## [Challenge]
Pull out every line below that holds the word "icon".

## [Material for this task]
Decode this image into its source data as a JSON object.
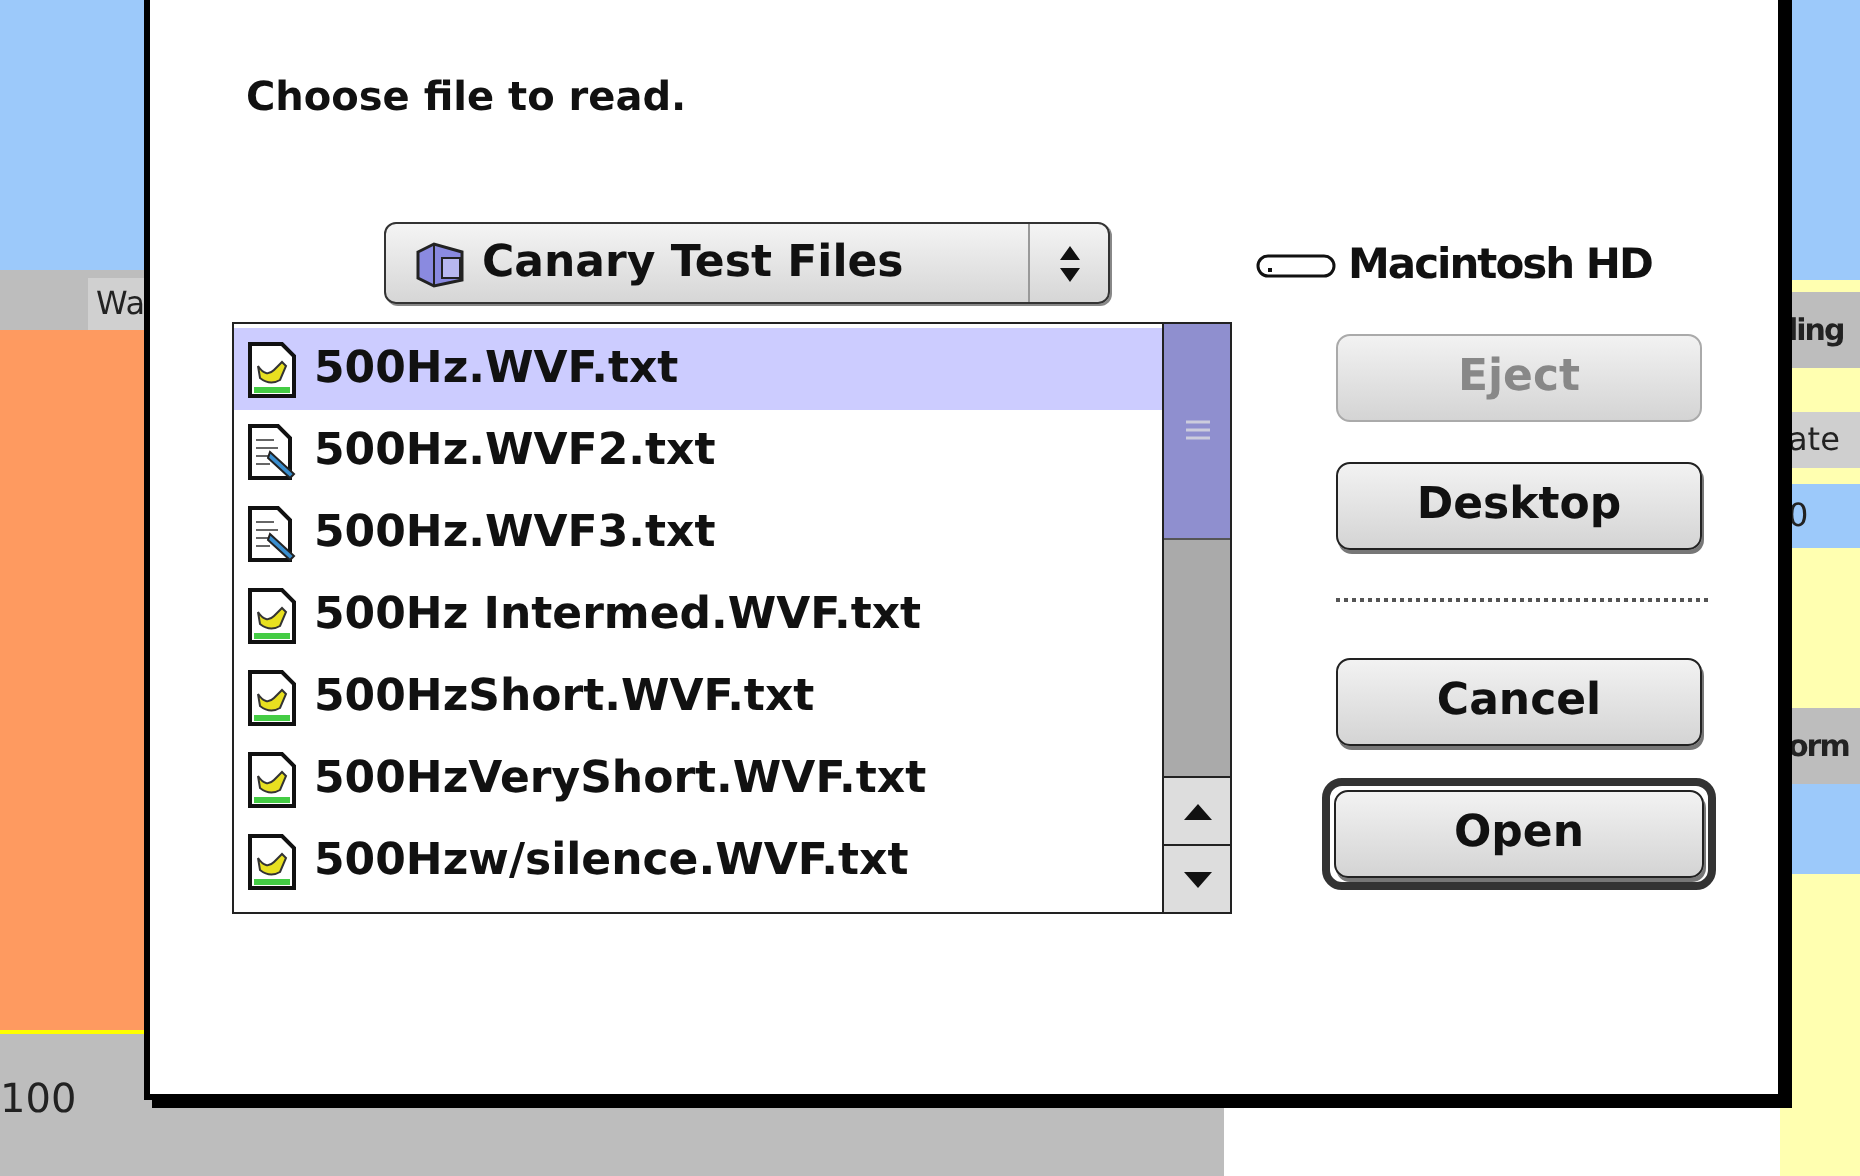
{
  "background": {
    "left_tab": "Wa",
    "left_axis_label": "100",
    "right_labels": [
      {
        "text": "ling",
        "kind": "header"
      },
      {
        "text": "ate",
        "kind": "column"
      },
      {
        "text": "0",
        "kind": "value"
      },
      {
        "text": "orm",
        "kind": "header"
      }
    ]
  },
  "dialog": {
    "prompt": "Choose file to read.",
    "folder_popup": {
      "label": "Canary Test Files"
    },
    "files": [
      {
        "name": "500Hz.WVF.txt",
        "kind": "app",
        "selected": true
      },
      {
        "name": "500Hz.WVF2.txt",
        "kind": "doc",
        "selected": false
      },
      {
        "name": "500Hz.WVF3.txt",
        "kind": "doc",
        "selected": false
      },
      {
        "name": "500Hz Intermed.WVF.txt",
        "kind": "app",
        "selected": false
      },
      {
        "name": "500HzShort.WVF.txt",
        "kind": "app",
        "selected": false
      },
      {
        "name": "500HzVeryShort.WVF.txt",
        "kind": "app",
        "selected": false
      },
      {
        "name": "500Hzw/silence.WVF.txt",
        "kind": "app",
        "selected": false
      }
    ],
    "volume": {
      "label": "Macintosh HD"
    },
    "buttons": [
      {
        "label": "Eject",
        "disabled": true,
        "default": false,
        "kind": "button"
      },
      {
        "label": "Desktop",
        "disabled": false,
        "default": false,
        "kind": "button"
      },
      {
        "kind": "separator"
      },
      {
        "label": "Cancel",
        "disabled": false,
        "default": false,
        "kind": "button"
      },
      {
        "label": "Open",
        "disabled": false,
        "default": true,
        "kind": "button"
      }
    ]
  }
}
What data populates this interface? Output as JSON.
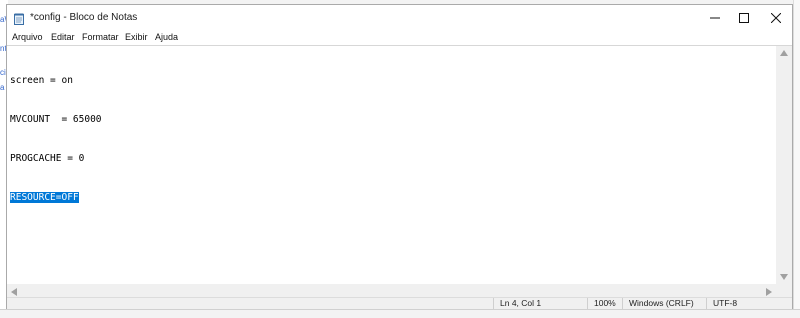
{
  "background": {
    "fragments": [
      "aWiki",
      "nt",
      "ci",
      "a"
    ]
  },
  "window": {
    "title": "*config - Bloco de Notas",
    "icon": "notepad-icon",
    "controls": {
      "minimize": "minimize-icon",
      "maximize": "maximize-icon",
      "close": "close-icon"
    }
  },
  "menu": [
    "Arquivo",
    "Editar",
    "Formatar",
    "Exibir",
    "Ajuda"
  ],
  "editor": {
    "lines": [
      "screen = on",
      "MVCOUNT  = 65000",
      "PROGCACHE = 0",
      "RESOURCE=OFF"
    ],
    "selected_line_index": 3,
    "selection_color": "#0078d7"
  },
  "status": {
    "position": "Ln 4, Col 1",
    "zoom": "100%",
    "line_ending": "Windows (CRLF)",
    "encoding": "UTF-8"
  }
}
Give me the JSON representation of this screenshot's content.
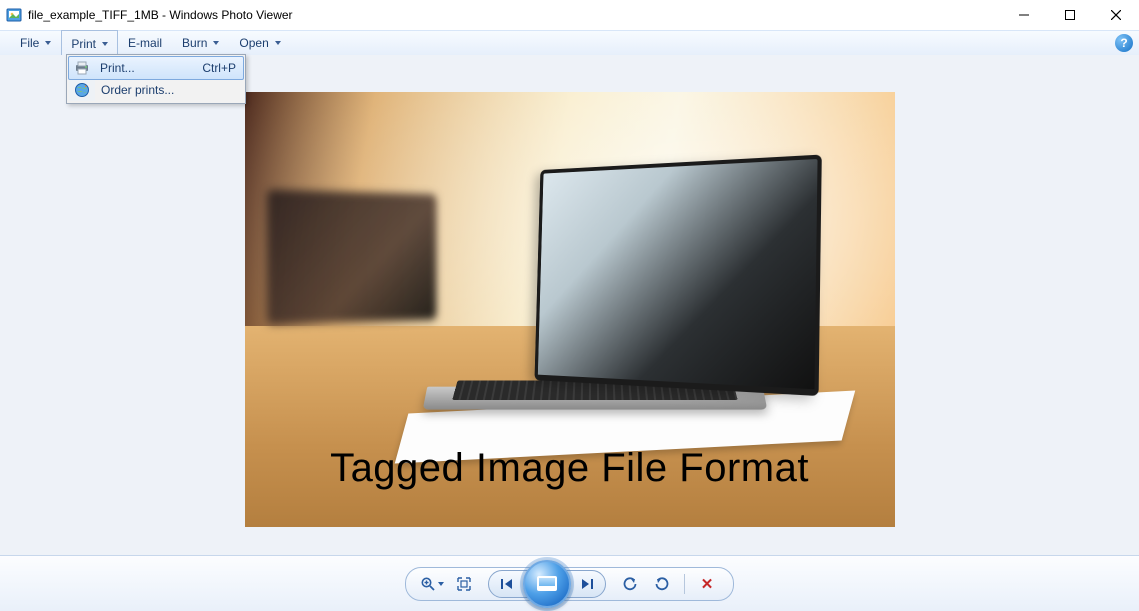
{
  "window": {
    "title": "file_example_TIFF_1MB - Windows Photo Viewer"
  },
  "menubar": {
    "file": {
      "label": "File",
      "has_dropdown": true
    },
    "print": {
      "label": "Print",
      "has_dropdown": true,
      "open": true
    },
    "email": {
      "label": "E-mail",
      "has_dropdown": false
    },
    "burn": {
      "label": "Burn",
      "has_dropdown": true
    },
    "open": {
      "label": "Open",
      "has_dropdown": true
    }
  },
  "print_menu": {
    "items": [
      {
        "icon": "printer-icon",
        "label": "Print...",
        "shortcut": "Ctrl+P",
        "highlight": true
      },
      {
        "icon": "globe-icon",
        "label": "Order prints...",
        "shortcut": "",
        "highlight": false
      }
    ]
  },
  "image": {
    "watermark_text": "Tagged Image File Format"
  },
  "toolbar": {
    "zoom": "Change the display size",
    "actual_size": "Actual size",
    "previous": "Previous",
    "slideshow": "Play slide show",
    "next": "Next",
    "rotate_ccw": "Rotate counterclockwise",
    "rotate_cw": "Rotate clockwise",
    "delete": "Delete"
  }
}
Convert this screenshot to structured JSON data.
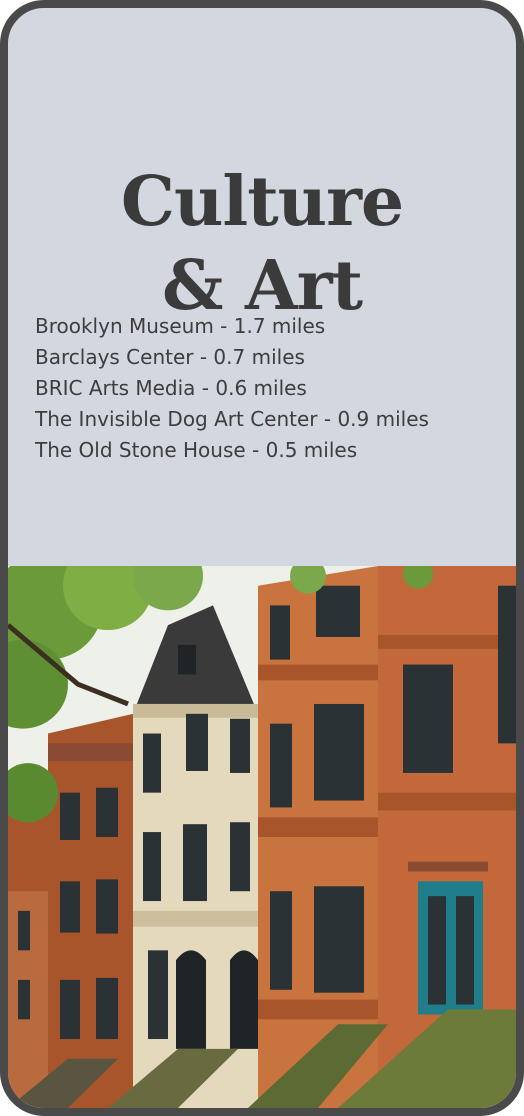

## [Completed exercise]
    "icon": "notepad-icon",
      "minimize": "minimize-icon",
      "maximize": "maximize-icon",
      "close": "close-icon"
        "icon": "printer-icon",
        "icon": "globe-icon",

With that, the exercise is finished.